In the data, extract each line that holds the string "this".
----- Supplied data -----
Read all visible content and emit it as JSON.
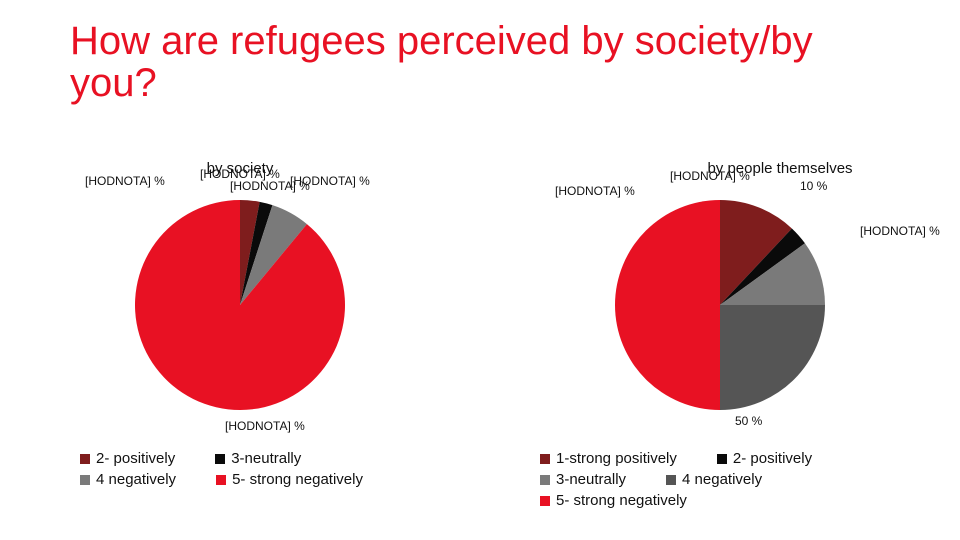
{
  "title": {
    "text": "How are refugees perceived by society/by you?",
    "fontsize": 40,
    "color": "#e81123"
  },
  "placeholder": "[HODNOTA] %",
  "chart_left": {
    "subtitle": "by society",
    "type": "pie",
    "diameter": 210,
    "background_color": "#ffffff",
    "slices": [
      {
        "name": "2- positively",
        "value": 3,
        "color": "#7f1d1d",
        "label": "[HODNOTA] %"
      },
      {
        "name": "3-neutrally",
        "value": 2,
        "color": "#0a0a0a",
        "label": "[HODNOTA] %"
      },
      {
        "name": "4 negatively",
        "value": 6,
        "color": "#7a7a7a",
        "label": "[HODNOTA] %"
      },
      {
        "name": "5- strong negatively",
        "value": 89,
        "color": "#e81123",
        "label": "[HODNOTA] %"
      }
    ],
    "under_label": "[HODNOTA] %",
    "legend": [
      [
        {
          "swatch": "#7f1d1d",
          "text": "2- positively"
        },
        {
          "swatch": "#0a0a0a",
          "text": "3-neutrally"
        }
      ],
      [
        {
          "swatch": "#7a7a7a",
          "text": "4 negatively"
        },
        {
          "swatch": "#e81123",
          "text": "5- strong negatively"
        }
      ]
    ]
  },
  "chart_right": {
    "subtitle": "by people themselves",
    "type": "pie",
    "diameter": 210,
    "background_color": "#ffffff",
    "slices": [
      {
        "name": "1-strong positively",
        "value": 12,
        "color": "#7f1d1d",
        "label": "[HODNOTA] %"
      },
      {
        "name": "2- positively",
        "value": 3,
        "color": "#0a0a0a",
        "label": "[HODNOTA] %"
      },
      {
        "name": "3-neutrally",
        "value": 10,
        "color": "#7a7a7a",
        "label": "10 %"
      },
      {
        "name": "4 negatively",
        "value": 25,
        "color": "#555555",
        "label": "[HODNOTA] %"
      },
      {
        "name": "5- strong negatively",
        "value": 50,
        "color": "#e81123",
        "label": "50 %"
      }
    ],
    "legend": [
      [
        {
          "swatch": "#7f1d1d",
          "text": "1-strong positively"
        },
        {
          "swatch": "#0a0a0a",
          "text": "2- positively"
        }
      ],
      [
        {
          "swatch": "#7a7a7a",
          "text": "3-neutrally"
        },
        {
          "swatch": "#555555",
          "text": "4 negatively"
        }
      ],
      [
        {
          "swatch": "#e81123",
          "text": "5- strong negatively"
        }
      ]
    ]
  },
  "label_fontsize": 12,
  "legend_fontsize": 15
}
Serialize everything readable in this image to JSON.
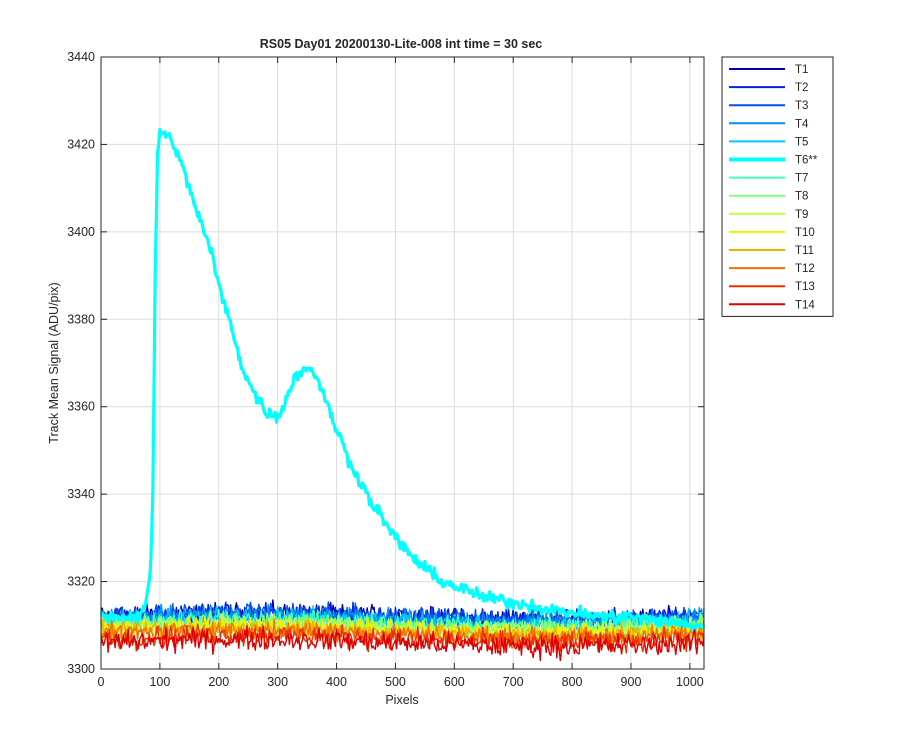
{
  "chart_data": {
    "type": "line",
    "title": "RS05 Day01 20200130-Lite-008 int time = 30 sec",
    "xlabel": "Pixels",
    "ylabel": "Track Mean Signal (ADU/pix)",
    "xlim": [
      0,
      1024
    ],
    "ylim": [
      3300,
      3440
    ],
    "xticks": [
      0,
      100,
      200,
      300,
      400,
      500,
      600,
      700,
      800,
      900,
      1000
    ],
    "yticks": [
      3300,
      3320,
      3340,
      3360,
      3380,
      3400,
      3420,
      3440
    ],
    "grid": true,
    "legend_position": "outside-right",
    "highlight_series": "T6**",
    "series": [
      {
        "name": "T1",
        "color": "#0000aa",
        "level": 3312,
        "noise": 1.6
      },
      {
        "name": "T2",
        "color": "#0020dd",
        "level": 3312,
        "noise": 1.6
      },
      {
        "name": "T3",
        "color": "#0050f0",
        "level": 3312,
        "noise": 1.6
      },
      {
        "name": "T4",
        "color": "#0090f0",
        "level": 3311.5,
        "noise": 1.6
      },
      {
        "name": "T5",
        "color": "#00c8f8",
        "level": 3311,
        "noise": 1.6
      },
      {
        "name": "T6**",
        "color": "#00ffff",
        "bold": true,
        "x": [
          0,
          40,
          60,
          70,
          78,
          84,
          88,
          92,
          96,
          100,
          110,
          120,
          130,
          140,
          150,
          160,
          170,
          180,
          190,
          200,
          210,
          220,
          230,
          240,
          250,
          260,
          270,
          280,
          290,
          300,
          310,
          320,
          330,
          340,
          350,
          360,
          370,
          380,
          390,
          400,
          420,
          440,
          460,
          480,
          500,
          520,
          540,
          560,
          580,
          600,
          620,
          640,
          660,
          680,
          700,
          720,
          740,
          760,
          780,
          800,
          850,
          900,
          950,
          1000,
          1024
        ],
        "y": [
          3312,
          3312,
          3312,
          3313,
          3316,
          3322,
          3340,
          3390,
          3418,
          3423,
          3422,
          3421,
          3418,
          3414,
          3410,
          3406,
          3402,
          3398,
          3394,
          3388,
          3383,
          3379,
          3374,
          3369,
          3366,
          3363,
          3361,
          3359,
          3358,
          3358,
          3360,
          3364,
          3367,
          3368,
          3369,
          3368,
          3366,
          3362,
          3358,
          3355,
          3348,
          3343,
          3338,
          3334,
          3330,
          3327,
          3324,
          3322,
          3320,
          3319,
          3318,
          3317,
          3316,
          3316,
          3315,
          3315,
          3314,
          3314,
          3313,
          3313,
          3312,
          3312,
          3311,
          3310,
          3310
        ],
        "noise": 1.0
      },
      {
        "name": "T7",
        "color": "#40ffc0",
        "level": 3310.5,
        "noise": 1.5
      },
      {
        "name": "T8",
        "color": "#80ff80",
        "level": 3310,
        "noise": 1.5
      },
      {
        "name": "T9",
        "color": "#c0ff40",
        "level": 3309.5,
        "noise": 1.5
      },
      {
        "name": "T10",
        "color": "#f0f000",
        "level": 3309,
        "noise": 1.5
      },
      {
        "name": "T11",
        "color": "#f0b000",
        "level": 3308.5,
        "noise": 1.5
      },
      {
        "name": "T12",
        "color": "#f07000",
        "level": 3308,
        "noise": 1.6
      },
      {
        "name": "T13",
        "color": "#f03000",
        "level": 3307,
        "noise": 1.7
      },
      {
        "name": "T14",
        "color": "#dd0000",
        "level": 3306,
        "noise": 1.8
      }
    ]
  }
}
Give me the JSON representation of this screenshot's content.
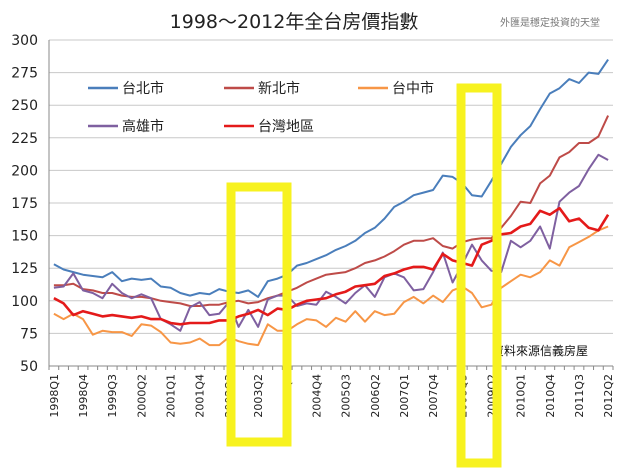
{
  "chart_data": {
    "type": "line",
    "title": "1998～2012年全台房價指數",
    "watermark": "外匯是穩定投資的天堂",
    "source_note": "資料來源信義房屋",
    "ylim": [
      50,
      300
    ],
    "yticks": [
      "50",
      "75",
      "100",
      "125",
      "150",
      "175",
      "200",
      "225",
      "250",
      "275",
      "300"
    ],
    "grid": "horizontal",
    "legend_position": "top-left",
    "categories": [
      "1998Q1",
      "1998Q2",
      "1998Q3",
      "1998Q4",
      "1999Q1",
      "1999Q2",
      "1999Q3",
      "1999Q4",
      "2000Q1",
      "2000Q2",
      "2000Q3",
      "2000Q4",
      "2001Q1",
      "2001Q2",
      "2001Q3",
      "2001Q4",
      "2002Q1",
      "2002Q2",
      "2002Q3",
      "2002Q4",
      "2003Q1",
      "2003Q2",
      "2003Q3",
      "2003Q4",
      "2004Q1",
      "2004Q2",
      "2004Q3",
      "2004Q4",
      "2005Q1",
      "2005Q2",
      "2005Q3",
      "2005Q4",
      "2006Q1",
      "2006Q2",
      "2006Q3",
      "2006Q4",
      "2007Q1",
      "2007Q2",
      "2007Q3",
      "2007Q4",
      "2008Q1",
      "2008Q2",
      "2008Q3",
      "2008Q4",
      "2009Q1",
      "2009Q2",
      "2009Q3",
      "2009Q4",
      "2010Q1",
      "2010Q2",
      "2010Q3",
      "2010Q4",
      "2011Q1",
      "2011Q2",
      "2011Q3",
      "2011Q4",
      "2012Q1",
      "2012Q2"
    ],
    "xtick_labels": [
      "1998Q1",
      "1998Q4",
      "1999Q3",
      "2000Q2",
      "2001Q1",
      "2001Q4",
      "2002Q3",
      "2003Q2",
      "2004Q1",
      "2004Q4",
      "2005Q3",
      "2006Q2",
      "2007Q1",
      "2007Q4",
      "2008Q3",
      "2009Q2",
      "2010Q1",
      "2010Q4",
      "2011Q3",
      "2012Q2"
    ],
    "series": [
      {
        "name": "台北市",
        "color": "#4a7ebb",
        "values": [
          128,
          124,
          122,
          120,
          119,
          118,
          122,
          115,
          117,
          116,
          117,
          111,
          110,
          106,
          104,
          106,
          105,
          109,
          107,
          106,
          108,
          103,
          115,
          117,
          120,
          127,
          129,
          132,
          135,
          139,
          142,
          146,
          152,
          156,
          163,
          172,
          176,
          181,
          183,
          185,
          196,
          195,
          190,
          181,
          180,
          192,
          205,
          218,
          227,
          234,
          247,
          259,
          263,
          270,
          267,
          275,
          274,
          285
        ]
      },
      {
        "name": "新北市",
        "color": "#be4b48",
        "values": [
          112,
          112,
          113,
          109,
          108,
          106,
          106,
          104,
          103,
          103,
          102,
          100,
          99,
          98,
          96,
          96,
          97,
          97,
          99,
          100,
          98,
          99,
          102,
          104,
          107,
          110,
          114,
          117,
          120,
          121,
          122,
          125,
          129,
          131,
          134,
          138,
          143,
          146,
          146,
          148,
          142,
          140,
          145,
          147,
          148,
          148,
          156,
          165,
          176,
          175,
          190,
          196,
          210,
          214,
          221,
          221,
          226,
          242
        ]
      },
      {
        "name": "台中市",
        "color": "#f79646",
        "values": [
          90,
          86,
          90,
          86,
          74,
          77,
          76,
          76,
          73,
          82,
          81,
          76,
          68,
          67,
          68,
          71,
          66,
          66,
          72,
          69,
          67,
          66,
          82,
          77,
          77,
          82,
          86,
          85,
          80,
          87,
          84,
          92,
          84,
          92,
          89,
          90,
          99,
          103,
          98,
          104,
          99,
          108,
          111,
          106,
          95,
          97,
          110,
          115,
          120,
          118,
          122,
          131,
          127,
          141,
          145,
          149,
          154,
          157
        ]
      },
      {
        "name": "高雄市",
        "color": "#7f60a0",
        "values": [
          110,
          111,
          121,
          108,
          106,
          102,
          113,
          106,
          102,
          105,
          102,
          86,
          82,
          77,
          95,
          99,
          89,
          90,
          99,
          80,
          93,
          80,
          101,
          104,
          104,
          96,
          98,
          97,
          107,
          103,
          98,
          106,
          112,
          103,
          118,
          121,
          118,
          108,
          109,
          122,
          137,
          114,
          128,
          143,
          131,
          123,
          122,
          146,
          141,
          146,
          157,
          140,
          176,
          183,
          188,
          201,
          212,
          208
        ]
      },
      {
        "name": "台灣地區",
        "color": "#e41a1a",
        "values": [
          102,
          98,
          89,
          92,
          90,
          88,
          89,
          88,
          87,
          88,
          86,
          86,
          83,
          82,
          83,
          83,
          83,
          85,
          85,
          88,
          90,
          93,
          89,
          94,
          93,
          97,
          100,
          101,
          102,
          105,
          107,
          111,
          112,
          113,
          119,
          121,
          124,
          126,
          126,
          124,
          136,
          131,
          129,
          127,
          143,
          146,
          151,
          152,
          157,
          159,
          169,
          166,
          171,
          161,
          163,
          156,
          154,
          166
        ]
      }
    ]
  }
}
-----
**Written answer**:
Serialize everything readable in this image to JSON.
Give me the JSON representation of this screenshot's content.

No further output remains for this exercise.